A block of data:
## Begin

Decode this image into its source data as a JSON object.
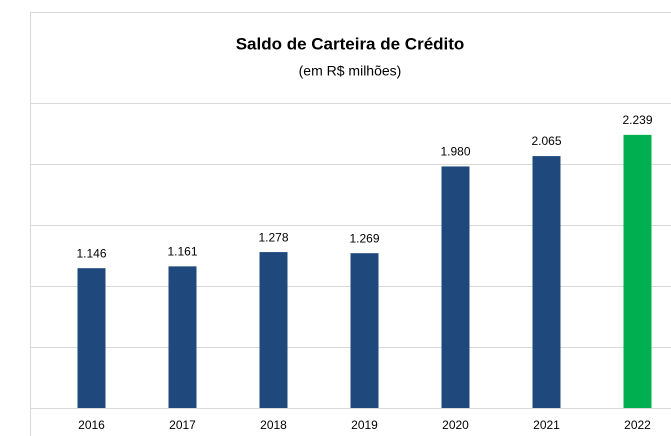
{
  "chart_data": {
    "type": "bar",
    "title": "Saldo de Carteira de Crédito",
    "subtitle": "(em R$ milhões)",
    "categories": [
      "2016",
      "2017",
      "2018",
      "2019",
      "2020",
      "2021",
      "2022"
    ],
    "values": [
      1146,
      1161,
      1278,
      1269,
      1980,
      2065,
      2239
    ],
    "value_labels": [
      "1.146",
      "1.161",
      "1.278",
      "1.269",
      "1.980",
      "2.065",
      "2.239"
    ],
    "colors": [
      "#1f497d",
      "#1f497d",
      "#1f497d",
      "#1f497d",
      "#1f497d",
      "#1f497d",
      "#00b050"
    ],
    "ylim": [
      0,
      2500
    ],
    "yticks": [
      0,
      500,
      1000,
      1500,
      2000,
      2500
    ],
    "grid": true
  }
}
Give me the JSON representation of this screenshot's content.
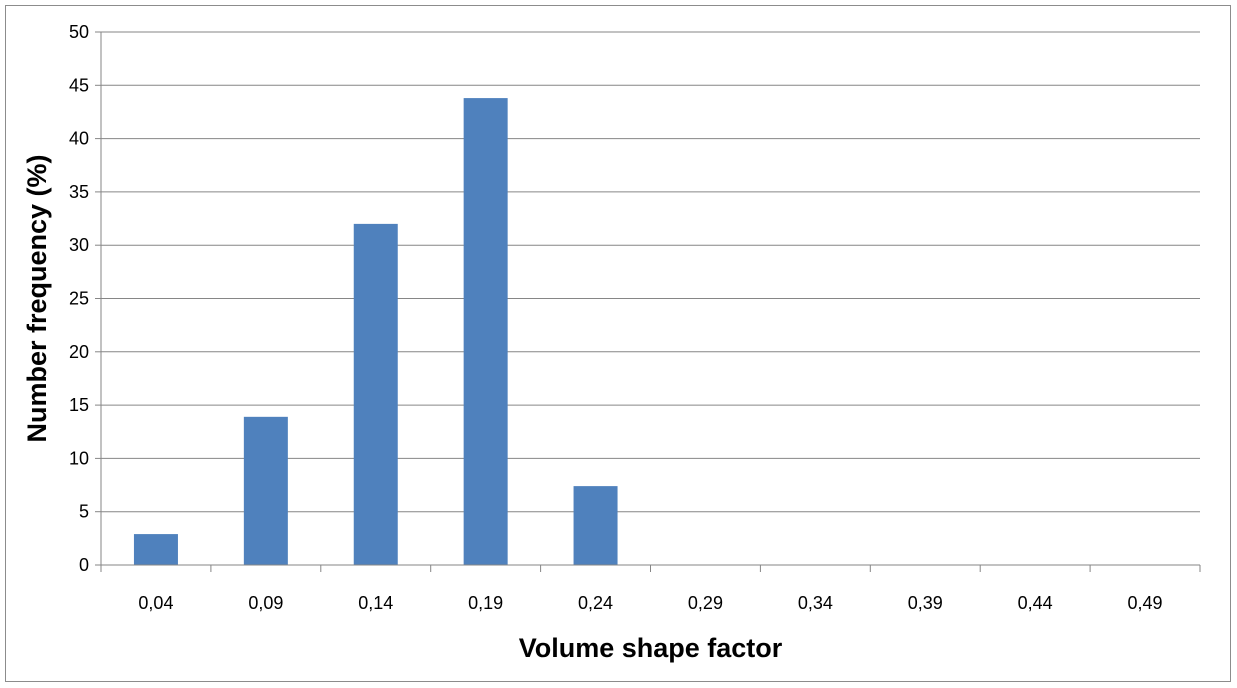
{
  "chart_data": {
    "type": "bar",
    "categories": [
      "0,04",
      "0,09",
      "0,14",
      "0,19",
      "0,24",
      "0,29",
      "0,34",
      "0,39",
      "0,44",
      "0,49"
    ],
    "values": [
      2.9,
      13.9,
      32.0,
      43.8,
      7.4,
      0,
      0,
      0,
      0,
      0
    ],
    "xlabel": "Volume shape factor",
    "ylabel": "Number frequency (%)",
    "ylim": [
      0,
      50
    ],
    "yticks": [
      "0",
      "5",
      "10",
      "15",
      "20",
      "25",
      "30",
      "35",
      "40",
      "45",
      "50"
    ],
    "grid": true,
    "legend": "none",
    "bar_color": "#4f81bd",
    "grid_color": "#868686",
    "axis_color": "#868686"
  }
}
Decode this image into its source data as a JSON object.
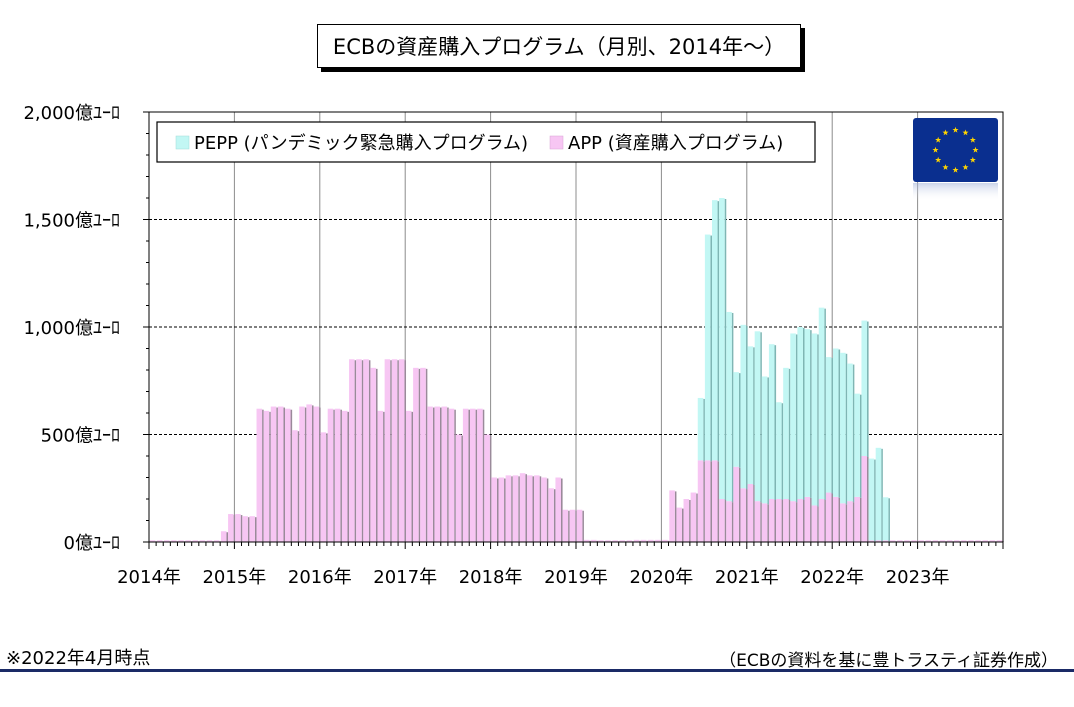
{
  "title": "ECBの資産購入プログラム（月別、2014年～）",
  "footnote": "※2022年4月時点",
  "source": "（ECBの資料を基に豊トラスティ証券作成）",
  "chart_data": {
    "type": "bar",
    "stacked": true,
    "title": "ECBの資産購入プログラム（月別、2014年～）",
    "ylim": [
      0,
      2000
    ],
    "yticks": [
      0,
      500,
      1000,
      1500,
      2000
    ],
    "ytick_labels": [
      "0億ﾕｰﾛ",
      "500億ﾕｰﾛ",
      "1,000億ﾕｰﾛ",
      "1,500億ﾕｰﾛ",
      "2,000億ﾕｰﾛ"
    ],
    "xtick_labels": [
      "2014年",
      "2015年",
      "2016年",
      "2017年",
      "2018年",
      "2019年",
      "2020年",
      "2021年",
      "2022年",
      "2023年"
    ],
    "x_start": "2014-01",
    "months_total": 120,
    "grid": "dashed horizontal at 500/1000/1500, vertical at year starts",
    "legend_position": "top-left",
    "flag_icon": "eu-flag-icon",
    "series": [
      {
        "name": "APP (資産購入プログラム)",
        "color": "#f7c6f3",
        "values": [
          8,
          8,
          8,
          8,
          8,
          8,
          8,
          8,
          8,
          8,
          50,
          130,
          130,
          120,
          120,
          620,
          610,
          630,
          630,
          620,
          520,
          630,
          640,
          630,
          510,
          620,
          620,
          610,
          850,
          850,
          850,
          810,
          610,
          850,
          850,
          850,
          610,
          810,
          810,
          630,
          630,
          630,
          620,
          500,
          620,
          620,
          620,
          500,
          300,
          300,
          310,
          310,
          320,
          310,
          310,
          300,
          250,
          300,
          150,
          150,
          150,
          10,
          10,
          8,
          8,
          8,
          8,
          8,
          10,
          10,
          10,
          10,
          10,
          240,
          160,
          200,
          230,
          380,
          380,
          380,
          200,
          190,
          350,
          250,
          270,
          190,
          180,
          200,
          200,
          200,
          190,
          200,
          210,
          170,
          200,
          230,
          210,
          180,
          190,
          210,
          400,
          8,
          8,
          8,
          8,
          8,
          8,
          8,
          8,
          8,
          8,
          8,
          8,
          8,
          8,
          8,
          8,
          8,
          8,
          8
        ]
      },
      {
        "name": "PEPP (パンデミック緊急購入プログラム)",
        "color": "#c2f7f4",
        "values": [
          0,
          0,
          0,
          0,
          0,
          0,
          0,
          0,
          0,
          0,
          0,
          0,
          0,
          0,
          0,
          0,
          0,
          0,
          0,
          0,
          0,
          0,
          0,
          0,
          0,
          0,
          0,
          0,
          0,
          0,
          0,
          0,
          0,
          0,
          0,
          0,
          0,
          0,
          0,
          0,
          0,
          0,
          0,
          0,
          0,
          0,
          0,
          0,
          0,
          0,
          0,
          0,
          0,
          0,
          0,
          0,
          0,
          0,
          0,
          0,
          0,
          0,
          0,
          0,
          0,
          0,
          0,
          0,
          0,
          0,
          0,
          0,
          0,
          0,
          0,
          0,
          0,
          290,
          1050,
          1210,
          1400,
          880,
          440,
          760,
          640,
          790,
          590,
          720,
          450,
          610,
          780,
          800,
          780,
          800,
          890,
          630,
          690,
          700,
          640,
          480,
          630,
          380,
          430,
          200,
          0,
          0,
          0,
          0,
          0,
          0,
          0,
          0,
          0,
          0,
          0,
          0,
          0,
          0,
          0,
          0,
          0,
          0,
          0
        ]
      }
    ]
  }
}
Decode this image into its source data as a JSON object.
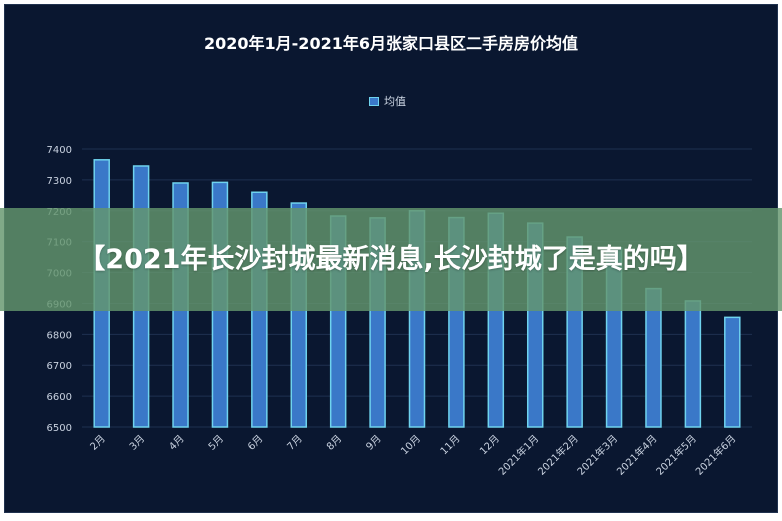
{
  "chart_data": {
    "type": "bar",
    "title": "2020年1月-2021年6月张家口县区二手房房价均值",
    "categories": [
      "2月",
      "3月",
      "4月",
      "5月",
      "6月",
      "7月",
      "8月",
      "9月",
      "10月",
      "11月",
      "12月",
      "2021年1月",
      "2021年2月",
      "2021年3月",
      "2021年4月",
      "2021年5月",
      "2021年6月"
    ],
    "series": [
      {
        "name": "均值",
        "values": [
          7365,
          7345,
          7290,
          7292,
          7260,
          7225,
          7183,
          7177,
          7200,
          7178,
          7192,
          7160,
          7115,
          7080,
          6948,
          6908,
          6855
        ]
      }
    ],
    "ylim": [
      6500,
      7400
    ],
    "yticks": [
      6500,
      6600,
      6700,
      6800,
      6900,
      7000,
      7100,
      7200,
      7300,
      7400
    ],
    "xlabel": "",
    "ylabel": "",
    "legend_position": "top-center",
    "grid": true,
    "colors": {
      "bar_fill": "#3a78c8",
      "bar_stroke": "#6fd3ee",
      "background": "#0a1730",
      "grid": "#1f3150",
      "text": "#c9d2e0"
    }
  },
  "overlay": {
    "headline": "【2021年长沙封城最新消息,长沙封城了是真的吗】"
  }
}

## End

What is needed: Pick out the lines containing the word "name" and show them.

Result of the exercise:
        "name": "APP (資産購入プログラム)",
        "name": "PEPP (パンデミック緊急購入プログラム)",
        "name": "均值",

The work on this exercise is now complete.